[Some records]

┌──

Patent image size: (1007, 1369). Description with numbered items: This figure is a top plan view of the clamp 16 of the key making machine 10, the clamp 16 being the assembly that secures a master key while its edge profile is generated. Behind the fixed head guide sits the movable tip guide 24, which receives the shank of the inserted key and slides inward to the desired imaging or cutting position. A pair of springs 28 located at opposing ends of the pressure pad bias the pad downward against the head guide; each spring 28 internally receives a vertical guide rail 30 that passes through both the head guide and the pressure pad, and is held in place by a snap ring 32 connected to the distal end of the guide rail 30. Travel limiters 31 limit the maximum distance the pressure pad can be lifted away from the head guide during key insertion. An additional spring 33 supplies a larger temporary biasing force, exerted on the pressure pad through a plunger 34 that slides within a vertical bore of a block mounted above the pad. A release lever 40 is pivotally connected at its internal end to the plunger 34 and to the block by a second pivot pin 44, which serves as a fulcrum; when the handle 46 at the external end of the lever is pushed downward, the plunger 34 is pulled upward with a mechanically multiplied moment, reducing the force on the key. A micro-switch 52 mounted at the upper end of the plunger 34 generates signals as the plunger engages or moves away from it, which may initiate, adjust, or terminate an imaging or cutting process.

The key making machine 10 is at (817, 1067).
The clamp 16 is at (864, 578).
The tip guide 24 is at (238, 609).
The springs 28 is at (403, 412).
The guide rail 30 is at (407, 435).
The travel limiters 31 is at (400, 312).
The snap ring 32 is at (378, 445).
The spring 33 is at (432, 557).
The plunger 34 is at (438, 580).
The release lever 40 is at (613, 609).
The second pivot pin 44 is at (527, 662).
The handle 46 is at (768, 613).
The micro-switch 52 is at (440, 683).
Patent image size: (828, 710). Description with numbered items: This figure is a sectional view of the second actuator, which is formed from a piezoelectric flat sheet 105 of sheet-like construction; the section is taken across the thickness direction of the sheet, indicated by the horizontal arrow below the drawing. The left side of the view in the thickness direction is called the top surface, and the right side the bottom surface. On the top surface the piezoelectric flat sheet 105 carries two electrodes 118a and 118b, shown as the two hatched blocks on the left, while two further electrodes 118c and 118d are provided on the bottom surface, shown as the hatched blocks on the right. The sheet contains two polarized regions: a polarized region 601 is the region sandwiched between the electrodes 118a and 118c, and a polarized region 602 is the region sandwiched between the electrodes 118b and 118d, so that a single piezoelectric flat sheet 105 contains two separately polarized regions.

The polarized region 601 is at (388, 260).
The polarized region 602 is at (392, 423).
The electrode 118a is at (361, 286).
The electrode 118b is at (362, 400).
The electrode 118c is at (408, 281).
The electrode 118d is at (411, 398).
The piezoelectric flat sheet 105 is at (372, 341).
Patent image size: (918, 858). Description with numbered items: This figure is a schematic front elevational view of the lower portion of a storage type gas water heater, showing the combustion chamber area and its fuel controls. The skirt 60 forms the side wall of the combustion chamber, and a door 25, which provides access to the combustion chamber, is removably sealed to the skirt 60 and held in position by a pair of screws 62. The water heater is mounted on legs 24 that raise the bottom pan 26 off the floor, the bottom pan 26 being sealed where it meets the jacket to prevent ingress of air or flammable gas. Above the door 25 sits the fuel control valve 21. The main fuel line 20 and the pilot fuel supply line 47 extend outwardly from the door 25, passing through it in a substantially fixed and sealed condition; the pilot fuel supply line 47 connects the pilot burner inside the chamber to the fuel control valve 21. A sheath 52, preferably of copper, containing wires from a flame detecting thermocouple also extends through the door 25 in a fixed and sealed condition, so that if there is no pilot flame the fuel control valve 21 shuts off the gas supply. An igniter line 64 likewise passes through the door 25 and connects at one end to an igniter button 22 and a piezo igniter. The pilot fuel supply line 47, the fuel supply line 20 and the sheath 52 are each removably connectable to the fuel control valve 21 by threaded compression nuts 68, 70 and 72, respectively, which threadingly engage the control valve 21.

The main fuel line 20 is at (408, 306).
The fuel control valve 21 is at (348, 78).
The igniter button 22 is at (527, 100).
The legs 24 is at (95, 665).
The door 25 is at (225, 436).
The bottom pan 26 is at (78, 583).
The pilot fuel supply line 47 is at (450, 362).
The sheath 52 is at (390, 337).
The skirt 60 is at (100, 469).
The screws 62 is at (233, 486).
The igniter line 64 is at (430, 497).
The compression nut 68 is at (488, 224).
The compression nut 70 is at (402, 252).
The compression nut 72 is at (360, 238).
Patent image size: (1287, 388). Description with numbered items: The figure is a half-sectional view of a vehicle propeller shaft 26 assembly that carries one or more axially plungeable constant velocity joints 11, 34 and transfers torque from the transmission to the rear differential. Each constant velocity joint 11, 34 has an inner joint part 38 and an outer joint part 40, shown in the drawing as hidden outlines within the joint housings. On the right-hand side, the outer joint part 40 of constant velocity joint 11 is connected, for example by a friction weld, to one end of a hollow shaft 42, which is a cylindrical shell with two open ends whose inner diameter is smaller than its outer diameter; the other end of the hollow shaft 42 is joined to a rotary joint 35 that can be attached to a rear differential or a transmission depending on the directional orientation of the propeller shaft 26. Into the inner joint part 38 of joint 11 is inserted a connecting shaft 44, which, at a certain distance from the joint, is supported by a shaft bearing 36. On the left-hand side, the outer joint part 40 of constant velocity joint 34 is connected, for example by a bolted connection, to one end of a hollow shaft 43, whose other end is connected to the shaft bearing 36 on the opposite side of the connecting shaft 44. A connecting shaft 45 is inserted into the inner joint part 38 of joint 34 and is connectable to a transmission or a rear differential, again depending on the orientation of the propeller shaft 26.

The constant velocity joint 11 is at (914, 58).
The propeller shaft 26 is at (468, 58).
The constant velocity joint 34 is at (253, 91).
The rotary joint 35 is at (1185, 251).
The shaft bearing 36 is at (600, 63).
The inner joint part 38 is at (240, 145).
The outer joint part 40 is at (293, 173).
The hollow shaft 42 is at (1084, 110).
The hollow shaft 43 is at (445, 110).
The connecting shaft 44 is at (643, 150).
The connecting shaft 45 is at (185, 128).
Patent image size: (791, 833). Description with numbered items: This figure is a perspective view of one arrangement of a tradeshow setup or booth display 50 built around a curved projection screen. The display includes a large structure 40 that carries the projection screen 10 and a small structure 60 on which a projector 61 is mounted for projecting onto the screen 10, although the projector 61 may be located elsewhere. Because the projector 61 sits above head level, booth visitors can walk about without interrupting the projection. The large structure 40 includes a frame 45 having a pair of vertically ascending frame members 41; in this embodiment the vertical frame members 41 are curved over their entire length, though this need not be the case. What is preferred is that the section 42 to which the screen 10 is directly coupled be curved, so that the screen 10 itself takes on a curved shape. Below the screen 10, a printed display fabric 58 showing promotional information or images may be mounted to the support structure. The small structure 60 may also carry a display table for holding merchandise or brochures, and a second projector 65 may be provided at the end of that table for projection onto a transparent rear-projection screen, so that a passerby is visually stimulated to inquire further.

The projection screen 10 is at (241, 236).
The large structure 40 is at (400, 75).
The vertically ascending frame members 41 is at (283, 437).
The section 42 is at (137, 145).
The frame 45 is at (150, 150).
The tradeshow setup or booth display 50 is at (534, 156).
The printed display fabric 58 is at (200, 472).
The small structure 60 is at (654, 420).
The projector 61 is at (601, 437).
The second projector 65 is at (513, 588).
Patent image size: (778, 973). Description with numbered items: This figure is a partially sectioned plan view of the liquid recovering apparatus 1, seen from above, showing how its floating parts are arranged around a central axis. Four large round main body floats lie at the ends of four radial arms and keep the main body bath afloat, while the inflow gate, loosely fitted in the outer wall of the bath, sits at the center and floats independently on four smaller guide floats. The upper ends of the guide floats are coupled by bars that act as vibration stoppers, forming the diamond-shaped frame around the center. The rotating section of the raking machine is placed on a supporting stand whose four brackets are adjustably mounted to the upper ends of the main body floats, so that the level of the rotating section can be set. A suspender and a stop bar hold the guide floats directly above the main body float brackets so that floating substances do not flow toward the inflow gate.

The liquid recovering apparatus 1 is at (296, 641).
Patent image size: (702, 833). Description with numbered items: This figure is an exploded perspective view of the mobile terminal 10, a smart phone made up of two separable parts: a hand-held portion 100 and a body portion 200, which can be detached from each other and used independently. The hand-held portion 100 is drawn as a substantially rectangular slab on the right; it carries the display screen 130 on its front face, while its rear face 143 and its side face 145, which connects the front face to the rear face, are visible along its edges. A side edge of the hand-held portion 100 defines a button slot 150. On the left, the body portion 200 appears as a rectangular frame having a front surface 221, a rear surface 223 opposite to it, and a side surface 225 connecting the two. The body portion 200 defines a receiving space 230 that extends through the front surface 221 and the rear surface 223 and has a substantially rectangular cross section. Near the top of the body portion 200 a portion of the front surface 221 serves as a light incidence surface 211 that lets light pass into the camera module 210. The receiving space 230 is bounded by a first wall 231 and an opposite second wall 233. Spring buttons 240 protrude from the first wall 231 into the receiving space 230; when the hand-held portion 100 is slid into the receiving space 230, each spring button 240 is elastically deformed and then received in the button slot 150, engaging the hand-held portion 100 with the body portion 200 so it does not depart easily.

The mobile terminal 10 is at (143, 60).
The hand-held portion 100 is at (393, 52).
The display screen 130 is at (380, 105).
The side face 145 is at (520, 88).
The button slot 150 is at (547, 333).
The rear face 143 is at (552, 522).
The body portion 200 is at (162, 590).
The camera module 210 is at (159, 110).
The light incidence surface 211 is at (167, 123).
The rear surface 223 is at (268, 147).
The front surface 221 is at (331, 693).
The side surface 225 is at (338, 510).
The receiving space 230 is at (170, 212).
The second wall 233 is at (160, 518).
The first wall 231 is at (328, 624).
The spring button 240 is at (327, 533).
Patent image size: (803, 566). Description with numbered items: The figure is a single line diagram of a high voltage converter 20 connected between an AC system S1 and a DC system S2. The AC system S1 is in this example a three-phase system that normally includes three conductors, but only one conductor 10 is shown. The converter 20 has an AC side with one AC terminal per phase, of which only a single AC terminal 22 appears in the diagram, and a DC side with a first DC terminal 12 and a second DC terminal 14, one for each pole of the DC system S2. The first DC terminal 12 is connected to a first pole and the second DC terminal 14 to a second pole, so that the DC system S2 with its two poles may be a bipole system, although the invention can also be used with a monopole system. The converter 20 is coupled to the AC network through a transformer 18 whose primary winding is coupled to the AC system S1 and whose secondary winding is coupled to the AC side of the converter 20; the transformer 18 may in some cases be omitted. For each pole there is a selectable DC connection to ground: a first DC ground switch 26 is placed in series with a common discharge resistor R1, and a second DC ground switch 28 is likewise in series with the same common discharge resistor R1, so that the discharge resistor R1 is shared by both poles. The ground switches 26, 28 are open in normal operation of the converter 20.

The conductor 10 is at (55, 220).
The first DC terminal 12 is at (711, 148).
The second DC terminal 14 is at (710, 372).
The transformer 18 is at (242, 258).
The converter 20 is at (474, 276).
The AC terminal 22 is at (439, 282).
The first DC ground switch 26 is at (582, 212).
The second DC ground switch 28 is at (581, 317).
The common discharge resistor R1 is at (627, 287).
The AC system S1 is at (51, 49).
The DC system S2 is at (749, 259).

└──

* _WRITTEN PROBLEM_
Print the lines of the records starting at the line that contains "Patent image size: (828, 710)." and ending at the line that contains "The piezoelectric flat sheet 105 is", with both of those lines included, reproducing each one character for character.

* _COMPLETE OUTPUT_
Patent image size: (828, 710). Description with numbered items: This figure is a sectional view of the second actuator, which is formed from a piezoelectric flat sheet 105 of sheet-like construction; the section is taken across the thickness direction of the sheet, indicated by the horizontal arrow below the drawing. The left side of the view in the thickness direction is called the top surface, and the right side the bottom surface. On the top surface the piezoelectric flat sheet 105 carries two electrodes 118a and 118b, shown as the two hatched blocks on the left, while two further electrodes 118c and 118d are provided on the bottom surface, shown as the hatched blocks on the right. The sheet contains two polarized regions: a polarized region 601 is the region sandwiched between the electrodes 118a and 118c, and a polarized region 602 is the region sandwiched between the electrodes 118b and 118d, so that a single piezoelectric flat sheet 105 contains two separately polarized regions.

The polarized region 601 is at (388, 260).
The polarized region 602 is at (392, 423).
The electrode 118a is at (361, 286).
The electrode 118b is at (362, 400).
The electrode 118c is at (408, 281).
The electrode 118d is at (411, 398).
The piezoelectric flat sheet 105 is at (372, 341).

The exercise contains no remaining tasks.